Your instructions: Without the images, write out all of the following entries exactly.

━━ Record set ━━

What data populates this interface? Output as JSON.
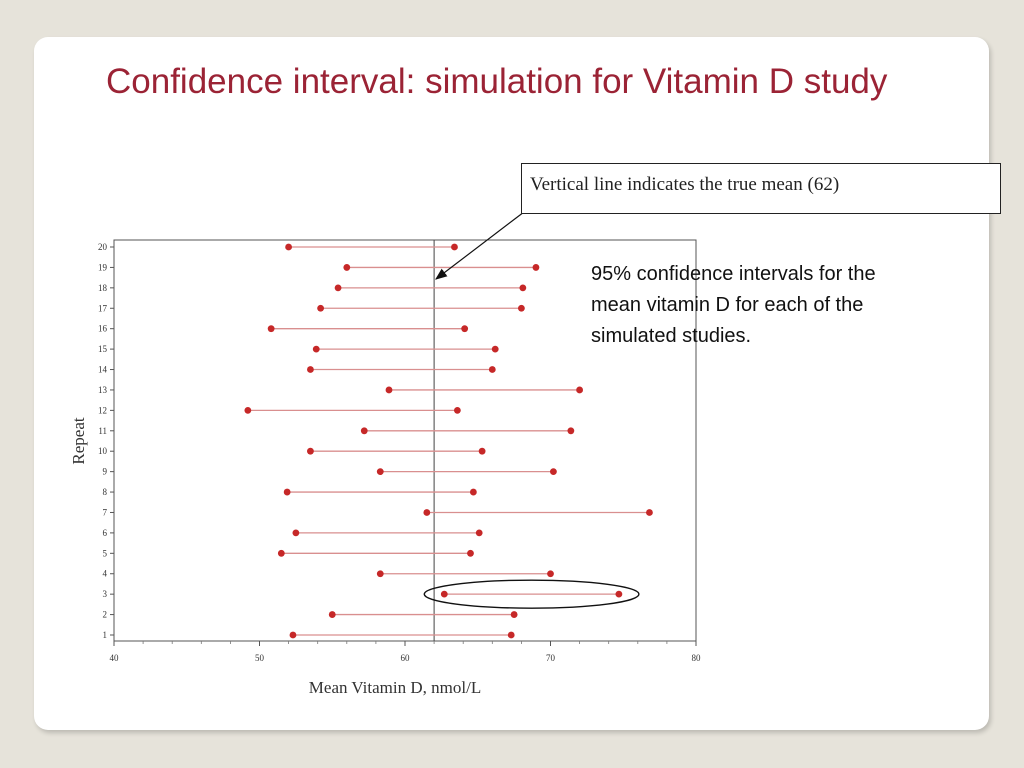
{
  "slide": {
    "title": "Confidence interval: simulation for Vitamin D study",
    "callout": "Vertical line indicates the true mean (62)",
    "annotation": "95% confidence intervals for the mean vitamin D for each of the simulated studies."
  },
  "colors": {
    "title": "#9b2335",
    "interval": "#c62828",
    "interval_line": "#d98f8f",
    "background": "#e6e3da"
  },
  "chart_data": {
    "type": "interval",
    "title": "",
    "xlabel": "Mean Vitamin D, nmol/L",
    "ylabel": "Repeat",
    "xlim": [
      40,
      80
    ],
    "xticks": [
      40,
      50,
      60,
      70,
      80
    ],
    "reference_line": {
      "x": 62
    },
    "highlighted_repeat": 3,
    "intervals": [
      {
        "repeat": 1,
        "lower": 52.3,
        "upper": 67.3
      },
      {
        "repeat": 2,
        "lower": 55.0,
        "upper": 67.5
      },
      {
        "repeat": 3,
        "lower": 62.7,
        "upper": 74.7
      },
      {
        "repeat": 4,
        "lower": 58.3,
        "upper": 70.0
      },
      {
        "repeat": 5,
        "lower": 51.5,
        "upper": 64.5
      },
      {
        "repeat": 6,
        "lower": 52.5,
        "upper": 65.1
      },
      {
        "repeat": 7,
        "lower": 61.5,
        "upper": 76.8
      },
      {
        "repeat": 8,
        "lower": 51.9,
        "upper": 64.7
      },
      {
        "repeat": 9,
        "lower": 58.3,
        "upper": 70.2
      },
      {
        "repeat": 10,
        "lower": 53.5,
        "upper": 65.3
      },
      {
        "repeat": 11,
        "lower": 57.2,
        "upper": 71.4
      },
      {
        "repeat": 12,
        "lower": 49.2,
        "upper": 63.6
      },
      {
        "repeat": 13,
        "lower": 58.9,
        "upper": 72.0
      },
      {
        "repeat": 14,
        "lower": 53.5,
        "upper": 66.0
      },
      {
        "repeat": 15,
        "lower": 53.9,
        "upper": 66.2
      },
      {
        "repeat": 16,
        "lower": 50.8,
        "upper": 64.1
      },
      {
        "repeat": 17,
        "lower": 54.2,
        "upper": 68.0
      },
      {
        "repeat": 18,
        "lower": 55.4,
        "upper": 68.1
      },
      {
        "repeat": 19,
        "lower": 56.0,
        "upper": 69.0
      },
      {
        "repeat": 20,
        "lower": 52.0,
        "upper": 63.4
      }
    ]
  }
}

━━━

Task result:
What data populates this interface? Output as JSON.
{
  "slide": {
    "title": "Confidence interval: simulation for Vitamin D study",
    "callout": "Vertical line indicates the true mean (62)",
    "annotation": "95% confidence intervals for the mean vitamin D for each of the simulated studies."
  },
  "colors": {
    "title": "#9b2335",
    "interval": "#c62828",
    "interval_line": "#d98f8f",
    "background": "#e6e3da"
  },
  "chart_data": {
    "type": "interval",
    "title": "",
    "xlabel": "Mean Vitamin D, nmol/L",
    "ylabel": "Repeat",
    "xlim": [
      40,
      80
    ],
    "xticks": [
      40,
      50,
      60,
      70,
      80
    ],
    "reference_line": {
      "x": 62
    },
    "highlighted_repeat": 3,
    "intervals": [
      {
        "repeat": 1,
        "lower": 52.3,
        "upper": 67.3
      },
      {
        "repeat": 2,
        "lower": 55.0,
        "upper": 67.5
      },
      {
        "repeat": 3,
        "lower": 62.7,
        "upper": 74.7
      },
      {
        "repeat": 4,
        "lower": 58.3,
        "upper": 70.0
      },
      {
        "repeat": 5,
        "lower": 51.5,
        "upper": 64.5
      },
      {
        "repeat": 6,
        "lower": 52.5,
        "upper": 65.1
      },
      {
        "repeat": 7,
        "lower": 61.5,
        "upper": 76.8
      },
      {
        "repeat": 8,
        "lower": 51.9,
        "upper": 64.7
      },
      {
        "repeat": 9,
        "lower": 58.3,
        "upper": 70.2
      },
      {
        "repeat": 10,
        "lower": 53.5,
        "upper": 65.3
      },
      {
        "repeat": 11,
        "lower": 57.2,
        "upper": 71.4
      },
      {
        "repeat": 12,
        "lower": 49.2,
        "upper": 63.6
      },
      {
        "repeat": 13,
        "lower": 58.9,
        "upper": 72.0
      },
      {
        "repeat": 14,
        "lower": 53.5,
        "upper": 66.0
      },
      {
        "repeat": 15,
        "lower": 53.9,
        "upper": 66.2
      },
      {
        "repeat": 16,
        "lower": 50.8,
        "upper": 64.1
      },
      {
        "repeat": 17,
        "lower": 54.2,
        "upper": 68.0
      },
      {
        "repeat": 18,
        "lower": 55.4,
        "upper": 68.1
      },
      {
        "repeat": 19,
        "lower": 56.0,
        "upper": 69.0
      },
      {
        "repeat": 20,
        "lower": 52.0,
        "upper": 63.4
      }
    ]
  }
}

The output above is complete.